[Stored records]
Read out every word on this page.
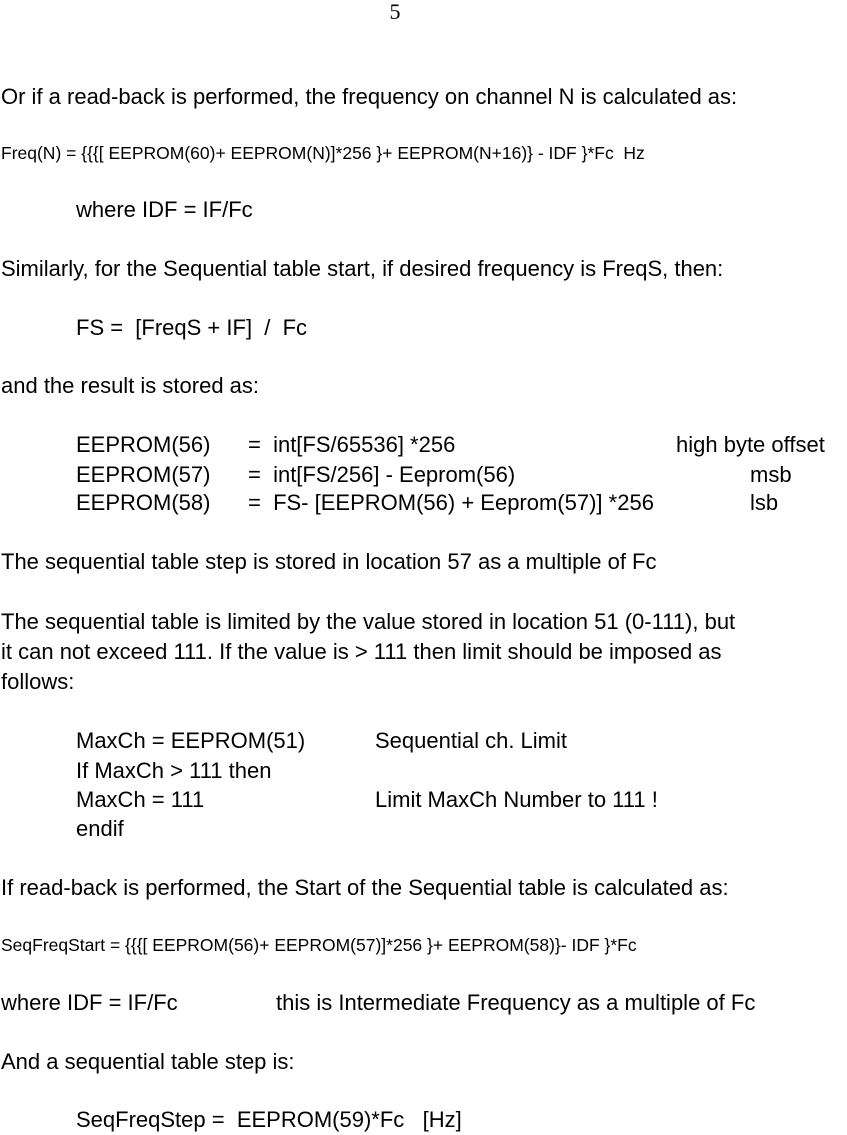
5
Or if a read-back is performed, the frequency on channel N is calculated as:
Freq(N) = {{{[ EEPROM(60)+ EEPROM(N)]*256 }+ EEPROM(N+16)} - IDF }*Fc  Hz
where IDF = IF/Fc
Similarly, for the Sequential table start, if desired frequency is FreqS, then:
FS =  [FreqS + IF]  /  Fc
and the result is stored as:
EEPROM(56) =  int[FS/65536] *256	high byte offset
EEPROM(57) =  int[FS/256] - Eeprom(56)	msb
EEPROM(58) =  FS- [EEPROM(56) + Eeprom(57)] *256	lsb
The sequential table step is stored in location 57 as a multiple of Fc
The sequential table is limited by the value stored in location 51 (0-111), but
it can not exceed 111. If the value is > 111 then limit should be imposed as
follows:
MaxCh = EEPROM(51)	Sequential ch. Limit
If MaxCh > 111 then
MaxCh = 111	Limit MaxCh Number to 111 !
endif
If read-back is performed, the Start of the Sequential table is calculated as:
SeqFreqStart = {{{[ EEPROM(56)+ EEPROM(57)]*256 }+ EEPROM(58)}- IDF }*Fc
where IDF = IF/Fc	this is Intermediate Frequency as a multiple of Fc
And a sequential table step is:
SeqFreqStep =  EEPROM(59)*Fc   [Hz]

### WHAT IS REQUIRED:
Return, from the data, each line that has the word "MaxCh" in it.

### THE RESPONSE:
MaxCh = EEPROM(51)	Sequential ch. Limit
If MaxCh > 111 then
MaxCh = 111	Limit MaxCh Number to 111 !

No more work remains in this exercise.